WHAT IS REQUIRED
Set down all of the entries word for word, omitting the images they contain.

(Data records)
* BEGIN *
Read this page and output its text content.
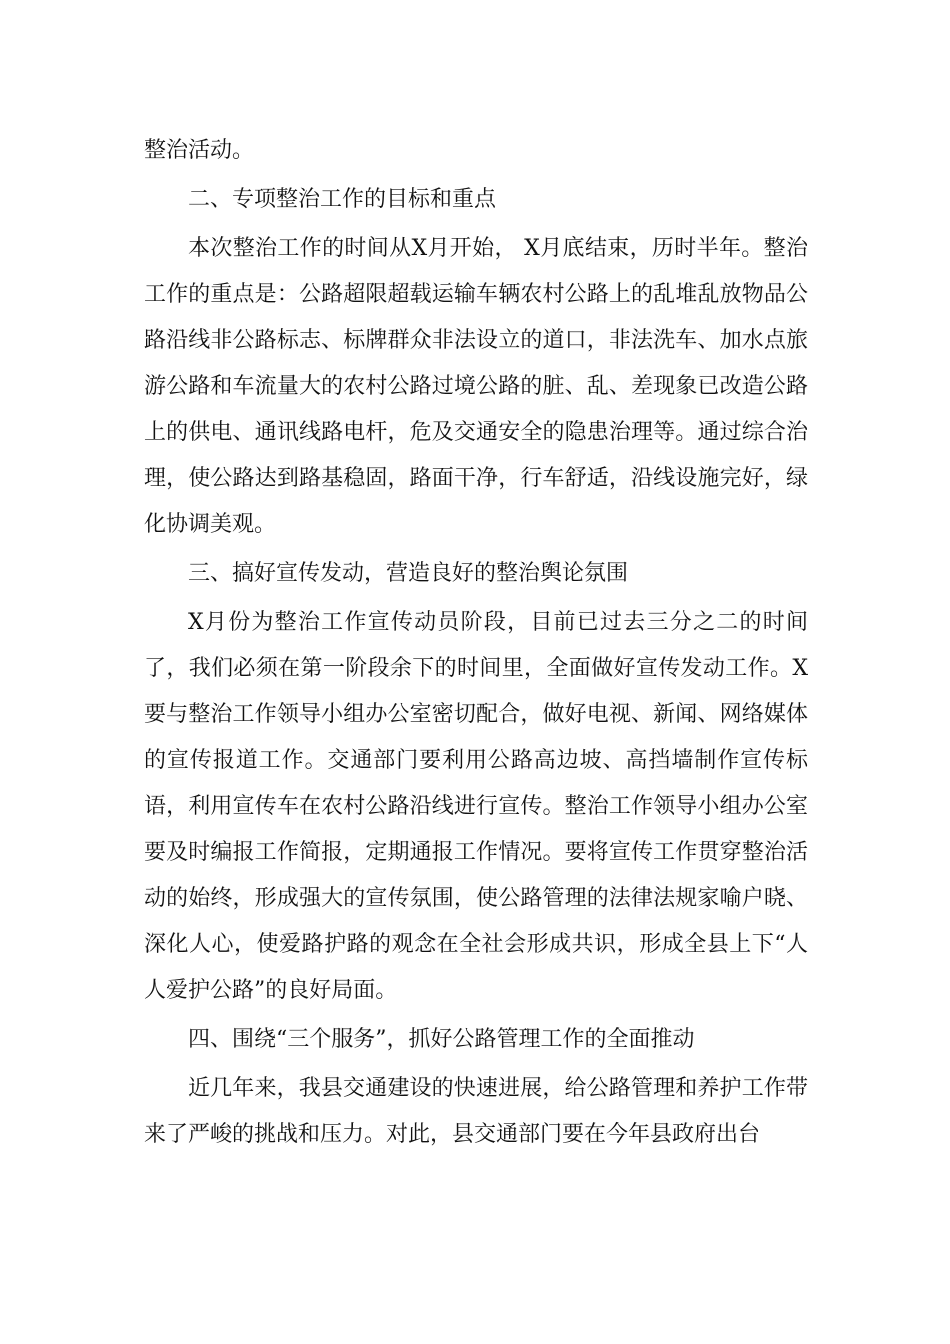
整治活动。

二、专项整治工作的目标和重点

本次整治工作的时间从X月开始， X月底结束，历时半年。整治工作的重点是：公路超限超载运输车辆农村公路上的乱堆乱放物品公路沿线非公路标志、标牌群众非法设立的道口，非法洗车、加水点旅游公路和车流量大的农村公路过境公路的脏、乱、差现象已改造公路上的供电、通讯线路电杆，危及交通安全的隐患治理等。通过综合治理，使公路达到路基稳固，路面干净，行车舒适，沿线设施完好，绿化协调美观。

三、搞好宣传发动，营造良好的整治舆论氛围

X月份为整治工作宣传动员阶段，目前已过去三分之二的时间了，我们必须在第一阶段余下的时间里，全面做好宣传发动工作。X要与整治工作领导小组办公室密切配合，做好电视、新闻、网络媒体的宣传报道工作。交通部门要利用公路高边坡、高挡墙制作宣传标语，利用宣传车在农村公路沿线进行宣传。整治工作领导小组办公室要及时编报工作简报，定期通报工作情况。要将宣传工作贯穿整治活动的始终，形成强大的宣传氛围，使公路管理的法律法规家喻户晓、深化人心，使爱路护路的观念在全社会形成共识，形成全县上下“人人爱护公路”的良好局面。

四、围绕“三个服务”，抓好公路管理工作的全面推动

近几年来，我县交通建设的快速进展，给公路管理和养护工作带来了严峻的挑战和压力。对此，县交通部门要在今年县政府出台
* END *
EXERCISE OUTPUT
Read this page and output its text content.
整治活动。

二、专项整治工作的目标和重点

本次整治工作的时间从X月开始， X月底结束，历时半年。整治工作的重点是：公路超限超载运输车辆农村公路上的乱堆乱放物品公路沿线非公路标志、标牌群众非法设立的道口，非法洗车、加水点旅游公路和车流量大的农村公路过境公路的脏、乱、差现象已改造公路上的供电、通讯线路电杆，危及交通安全的隐患治理等。通过综合治理，使公路达到路基稳固，路面干净，行车舒适，沿线设施完好，绿化协调美观。

三、搞好宣传发动，营造良好的整治舆论氛围

X月份为整治工作宣传动员阶段，目前已过去三分之二的时间了，我们必须在第一阶段余下的时间里，全面做好宣传发动工作。X要与整治工作领导小组办公室密切配合，做好电视、新闻、网络媒体的宣传报道工作。交通部门要利用公路高边坡、高挡墙制作宣传标语，利用宣传车在农村公路沿线进行宣传。整治工作领导小组办公室要及时编报工作简报，定期通报工作情况。要将宣传工作贯穿整治活动的始终，形成强大的宣传氛围，使公路管理的法律法规家喻户晓、深化人心，使爱路护路的观念在全社会形成共识，形成全县上下“人人爱护公路”的良好局面。

四、围绕“三个服务”，抓好公路管理工作的全面推动

近几年来，我县交通建设的快速进展，给公路管理和养护工作带来了严峻的挑战和压力。对此，县交通部门要在今年县政府出台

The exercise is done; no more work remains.